Task brief:
All entries must be repeated exactly; do not include the pictures.

=-=-=-=-=

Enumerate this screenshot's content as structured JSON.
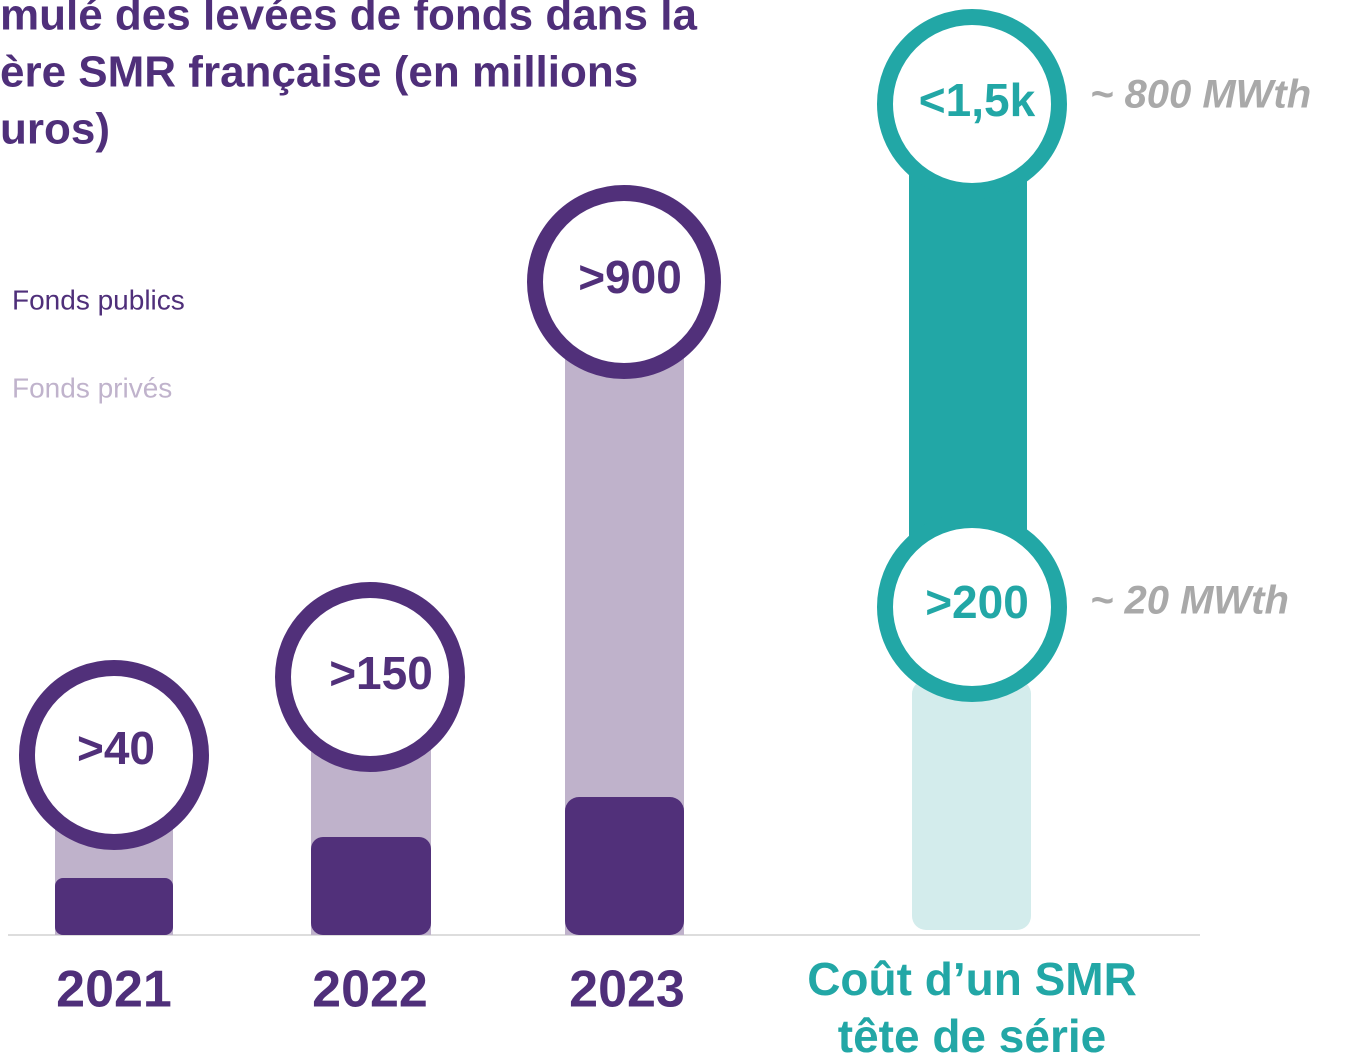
{
  "title_lines": [
    "mulé des levées de fonds dans la",
    "ère SMR française (en millions",
    "uros)"
  ],
  "legend": [
    "Fonds publics",
    "Fonds privés"
  ],
  "columns": [
    {
      "label": ">40",
      "year": "2021"
    },
    {
      "label": ">150",
      "year": "2022"
    },
    {
      "label": ">900",
      "year": "2023"
    }
  ],
  "cost": {
    "title_lines": [
      "Coût d’un SMR",
      "tête de série"
    ],
    "high": {
      "label": "<1,5k",
      "note": "~ 800 MWth"
    },
    "low": {
      "label": ">200",
      "note": "~ 20 MWth"
    }
  }
}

=-=-=-=-=

Output for this exercise:
Enumerate this screenshot's content as structured JSON.
{
  "title_lines": [
    "mulé des levées de fonds dans la",
    "ère SMR française (en millions",
    "uros)"
  ],
  "legend": [
    "Fonds publics",
    "Fonds privés"
  ],
  "columns": [
    {
      "label": ">40",
      "year": "2021"
    },
    {
      "label": ">150",
      "year": "2022"
    },
    {
      "label": ">900",
      "year": "2023"
    }
  ],
  "cost": {
    "title_lines": [
      "Coût d’un SMR",
      "tête de série"
    ],
    "high": {
      "label": "<1,5k",
      "note": "~ 800 MWth"
    },
    "low": {
      "label": ">200",
      "note": "~ 20 MWth"
    }
  }
}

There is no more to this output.